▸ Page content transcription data
= = = = =
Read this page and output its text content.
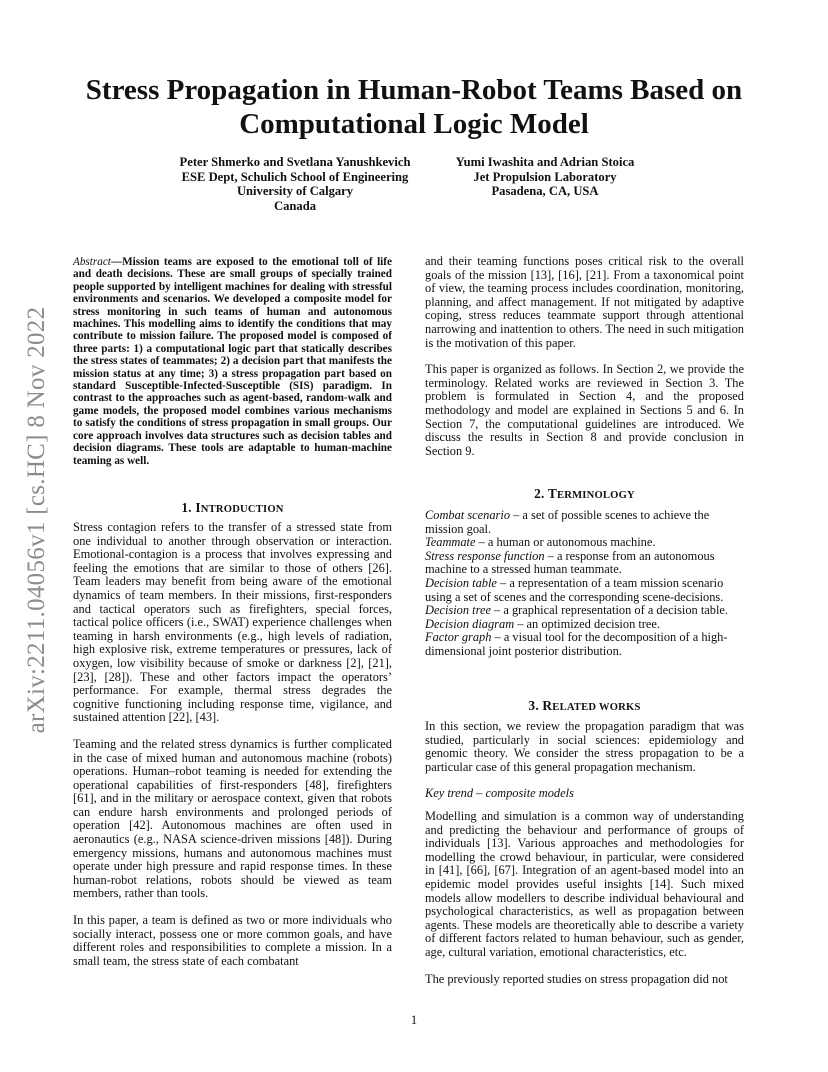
arXiv:2211.04056v1 [cs.HC] 8 Nov 2022
Stress Propagation in Human-Robot Teams Based on
Computational Logic Model
Peter Shmerko and Svetlana Yanushkevich
ESE Dept, Schulich School of Engineering
University of Calgary
Canada
Yumi Iwashita and Adrian Stoica
Jet Propulsion Laboratory
Pasadena, CA, USA

Abstract—Mission teams are exposed to the emotional toll of life and death decisions. These are small groups of specially trained people supported by intelligent machines for dealing with stressful environments and scenarios. We developed a composite model for stress monitoring in such teams of human and autonomous machines. This modelling aims to identify the conditions that may contribute to mission failure. The proposed model is composed of three parts: 1) a computational logic part that statically describes the stress states of teammates; 2) a decision part that manifests the mission status at any time; 3) a stress propagation part based on standard Susceptible-Infected-Susceptible (SIS) paradigm. In contrast to the approaches such as agent-based, random-walk and game models, the proposed model combines various mechanisms to satisfy the conditions of stress propagation in small groups. Our core approach involves data structures such as decision tables and decision diagrams. These tools are adaptable to human-machine teaming as well.

1. INTRODUCTION

Stress contagion refers to the transfer of a stressed state from one individual to another through observation or interaction. Emotional-contagion is a process that involves expressing and feeling the emotions that are similar to those of others [26]. Team leaders may benefit from being aware of the emotional dynamics of team members. In their missions, first-responders and tactical operators such as firefighters, special forces, tactical police officers (i.e., SWAT) experience challenges when teaming in harsh environments (e.g., high levels of radiation, high explosive risk, extreme temperatures or pressures, lack of oxygen, low visibility because of smoke or darkness [2], [21], [23], [28]). These and other factors impact the operators’ performance. For example, thermal stress degrades the cognitive functioning including response time, vigilance, and sustained attention [22], [43].

Teaming and the related stress dynamics is further complicated in the case of mixed human and autonomous machine (robots) operations. Human–robot teaming is needed for extending the operational capabilities of first-responders [48], firefighters [61], and in the military or aerospace context, given that robots can endure harsh environments and prolonged periods of operation [42]. Autonomous machines are often used in aeronautics (e.g., NASA science-driven missions [48]). During emergency missions, humans and autonomous machines must operate under high pressure and rapid response times. In these human-robot relations, robots should be viewed as team members, rather than tools.

In this paper, a team is defined as two or more individuals who socially interact, possess one or more common goals, and have different roles and responsibilities to complete a mission. In a small team, the stress state of each combatant

and their teaming functions poses critical risk to the overall goals of the mission [13], [16], [21]. From a taxonomical point of view, the teaming process includes coordination, monitoring, planning, and affect management. If not mitigated by adaptive coping, stress reduces teammate support through attentional narrowing and inattention to others. The need in such mitigation is the motivation of this paper.

This paper is organized as follows. In Section 2, we provide the terminology. Related works are reviewed in Section 3. The problem is formulated in Section 4, and the proposed methodology and model are explained in Sections 5 and 6. In Section 7, the computational guidelines are introduced. We discuss the results in Section 8 and provide conclusion in Section 9.

2. TERMINOLOGY

Combat scenario – a set of possible scenes to achieve the mission goal.

Teammate – a human or autonomous machine.

Stress response function – a response from an autonomous machine to a stressed human teammate.

Decision table – a representation of a team mission scenario using a set of scenes and the corresponding scene-decisions.

Decision tree – a graphical representation of a decision table.

Decision diagram – an optimized decision tree.

Factor graph – a visual tool for the decomposition of a high-dimensional joint posterior distribution.

3. RELATED WORKS

In this section, we review the propagation paradigm that was studied, particularly in social sciences: epidemiology and genomic theory. We consider the stress propagation to be a particular case of this general propagation mechanism.

Key trend – composite models

Modelling and simulation is a common way of understanding and predicting the behaviour and performance of groups of individuals [13]. Various approaches and methodologies for modelling the crowd behaviour, in particular, were considered in [41], [66], [67]. Integration of an agent-based model into an epidemic model provides useful insights [14]. Such mixed models allow modellers to describe individual behavioural and psychological characteristics, as well as propagation between agents. These models are theoretically able to describe a variety of different factors related to human behaviour, such as gender, age, cultural variation, emotional characteristics, etc.

The previously reported studies on stress propagation did not

1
= = = = =
▸ Problem statement
A faithful copy of all the entries is required, pictures excluded.

▸ Exercise answer
Read this page and output its text content.
arXiv:2211.04056v1 [cs.HC] 8 Nov 2022
Stress Propagation in Human-Robot Teams Based on
Computational Logic Model
Peter Shmerko and Svetlana Yanushkevich
ESE Dept, Schulich School of Engineering
University of Calgary
Canada
Yumi Iwashita and Adrian Stoica
Jet Propulsion Laboratory
Pasadena, CA, USA

Abstract—Mission teams are exposed to the emotional toll of life and death decisions. These are small groups of specially trained people supported by intelligent machines for dealing with stressful environments and scenarios. We developed a composite model for stress monitoring in such teams of human and autonomous machines. This modelling aims to identify the conditions that may contribute to mission failure. The proposed model is composed of three parts: 1) a computational logic part that statically describes the stress states of teammates; 2) a decision part that manifests the mission status at any time; 3) a stress propagation part based on standard Susceptible-Infected-Susceptible (SIS) paradigm. In contrast to the approaches such as agent-based, random-walk and game models, the proposed model combines various mechanisms to satisfy the conditions of stress propagation in small groups. Our core approach involves data structures such as decision tables and decision diagrams. These tools are adaptable to human-machine teaming as well.

1. INTRODUCTION

Stress contagion refers to the transfer of a stressed state from one individual to another through observation or interaction. Emotional-contagion is a process that involves expressing and feeling the emotions that are similar to those of others [26]. Team leaders may benefit from being aware of the emotional dynamics of team members. In their missions, first-responders and tactical operators such as firefighters, special forces, tactical police officers (i.e., SWAT) experience challenges when teaming in harsh environments (e.g., high levels of radiation, high explosive risk, extreme temperatures or pressures, lack of oxygen, low visibility because of smoke or darkness [2], [21], [23], [28]). These and other factors impact the operators’ performance. For example, thermal stress degrades the cognitive functioning including response time, vigilance, and sustained attention [22], [43].

Teaming and the related stress dynamics is further complicated in the case of mixed human and autonomous machine (robots) operations. Human–robot teaming is needed for extending the operational capabilities of first-responders [48], firefighters [61], and in the military or aerospace context, given that robots can endure harsh environments and prolonged periods of operation [42]. Autonomous machines are often used in aeronautics (e.g., NASA science-driven missions [48]). During emergency missions, humans and autonomous machines must operate under high pressure and rapid response times. In these human-robot relations, robots should be viewed as team members, rather than tools.

In this paper, a team is defined as two or more individuals who socially interact, possess one or more common goals, and have different roles and responsibilities to complete a mission. In a small team, the stress state of each combatant

and their teaming functions poses critical risk to the overall goals of the mission [13], [16], [21]. From a taxonomical point of view, the teaming process includes coordination, monitoring, planning, and affect management. If not mitigated by adaptive coping, stress reduces teammate support through attentional narrowing and inattention to others. The need in such mitigation is the motivation of this paper.

This paper is organized as follows. In Section 2, we provide the terminology. Related works are reviewed in Section 3. The problem is formulated in Section 4, and the proposed methodology and model are explained in Sections 5 and 6. In Section 7, the computational guidelines are introduced. We discuss the results in Section 8 and provide conclusion in Section 9.

2. TERMINOLOGY

Combat scenario – a set of possible scenes to achieve the mission goal.

Teammate – a human or autonomous machine.

Stress response function – a response from an autonomous machine to a stressed human teammate.

Decision table – a representation of a team mission scenario using a set of scenes and the corresponding scene-decisions.

Decision tree – a graphical representation of a decision table.

Decision diagram – an optimized decision tree.

Factor graph – a visual tool for the decomposition of a high-dimensional joint posterior distribution.

3. RELATED WORKS

In this section, we review the propagation paradigm that was studied, particularly in social sciences: epidemiology and genomic theory. We consider the stress propagation to be a particular case of this general propagation mechanism.

Key trend – composite models

Modelling and simulation is a common way of understanding and predicting the behaviour and performance of groups of individuals [13]. Various approaches and methodologies for modelling the crowd behaviour, in particular, were considered in [41], [66], [67]. Integration of an agent-based model into an epidemic model provides useful insights [14]. Such mixed models allow modellers to describe individual behavioural and psychological characteristics, as well as propagation between agents. These models are theoretically able to describe a variety of different factors related to human behaviour, such as gender, age, cultural variation, emotional characteristics, etc.

The previously reported studies on stress propagation did not

1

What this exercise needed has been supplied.